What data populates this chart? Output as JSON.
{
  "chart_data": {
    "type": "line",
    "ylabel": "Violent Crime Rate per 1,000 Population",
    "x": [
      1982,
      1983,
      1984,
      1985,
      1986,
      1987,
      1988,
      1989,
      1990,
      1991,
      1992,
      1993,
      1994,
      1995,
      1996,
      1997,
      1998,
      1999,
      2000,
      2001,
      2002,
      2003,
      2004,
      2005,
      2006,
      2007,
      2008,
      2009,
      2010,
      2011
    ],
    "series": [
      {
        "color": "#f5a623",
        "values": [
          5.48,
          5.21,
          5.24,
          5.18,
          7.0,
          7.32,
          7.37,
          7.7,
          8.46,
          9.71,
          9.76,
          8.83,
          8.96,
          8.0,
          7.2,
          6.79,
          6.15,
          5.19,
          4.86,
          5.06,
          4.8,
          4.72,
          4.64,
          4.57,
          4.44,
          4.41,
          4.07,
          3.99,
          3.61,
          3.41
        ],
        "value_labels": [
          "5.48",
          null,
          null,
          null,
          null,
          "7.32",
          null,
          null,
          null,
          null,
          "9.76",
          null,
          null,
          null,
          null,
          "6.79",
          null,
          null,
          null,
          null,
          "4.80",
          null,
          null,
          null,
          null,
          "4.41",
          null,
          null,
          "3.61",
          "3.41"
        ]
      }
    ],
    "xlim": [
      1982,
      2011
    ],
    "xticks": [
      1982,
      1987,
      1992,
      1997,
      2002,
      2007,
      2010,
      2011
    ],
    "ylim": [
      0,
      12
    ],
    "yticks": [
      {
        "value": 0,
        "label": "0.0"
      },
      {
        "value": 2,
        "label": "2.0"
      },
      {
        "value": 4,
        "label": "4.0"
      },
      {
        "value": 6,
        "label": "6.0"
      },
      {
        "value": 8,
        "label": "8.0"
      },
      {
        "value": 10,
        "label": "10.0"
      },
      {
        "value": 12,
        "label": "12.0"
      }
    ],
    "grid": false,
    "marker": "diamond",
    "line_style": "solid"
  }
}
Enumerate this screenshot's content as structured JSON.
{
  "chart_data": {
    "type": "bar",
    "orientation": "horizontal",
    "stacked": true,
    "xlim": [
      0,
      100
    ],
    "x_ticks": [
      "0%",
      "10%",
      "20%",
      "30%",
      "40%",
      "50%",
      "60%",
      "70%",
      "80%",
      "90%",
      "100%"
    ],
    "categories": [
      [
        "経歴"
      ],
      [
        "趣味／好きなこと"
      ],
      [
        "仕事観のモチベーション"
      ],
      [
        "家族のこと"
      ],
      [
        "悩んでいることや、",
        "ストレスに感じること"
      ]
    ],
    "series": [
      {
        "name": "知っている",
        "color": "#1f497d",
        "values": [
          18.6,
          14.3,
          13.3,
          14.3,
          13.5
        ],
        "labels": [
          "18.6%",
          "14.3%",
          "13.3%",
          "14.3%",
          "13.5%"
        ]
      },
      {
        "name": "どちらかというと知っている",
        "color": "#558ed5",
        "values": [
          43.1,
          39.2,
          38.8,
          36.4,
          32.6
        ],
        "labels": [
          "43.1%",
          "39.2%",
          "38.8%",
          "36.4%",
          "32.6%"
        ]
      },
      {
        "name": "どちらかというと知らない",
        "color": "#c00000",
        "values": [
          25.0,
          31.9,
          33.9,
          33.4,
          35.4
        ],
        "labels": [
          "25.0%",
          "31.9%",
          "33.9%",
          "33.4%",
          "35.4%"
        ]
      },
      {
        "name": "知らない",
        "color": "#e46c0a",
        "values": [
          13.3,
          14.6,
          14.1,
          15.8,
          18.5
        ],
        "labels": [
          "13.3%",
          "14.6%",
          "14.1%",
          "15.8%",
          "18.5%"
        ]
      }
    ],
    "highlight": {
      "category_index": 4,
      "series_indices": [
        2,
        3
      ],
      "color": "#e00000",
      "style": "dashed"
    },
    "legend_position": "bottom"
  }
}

Written task =
Copy all lines of the material above where the string "this" occurs.

Problem solution =
What data populates this chart? Output as JSON.
Enumerate this screenshot's content as structured JSON.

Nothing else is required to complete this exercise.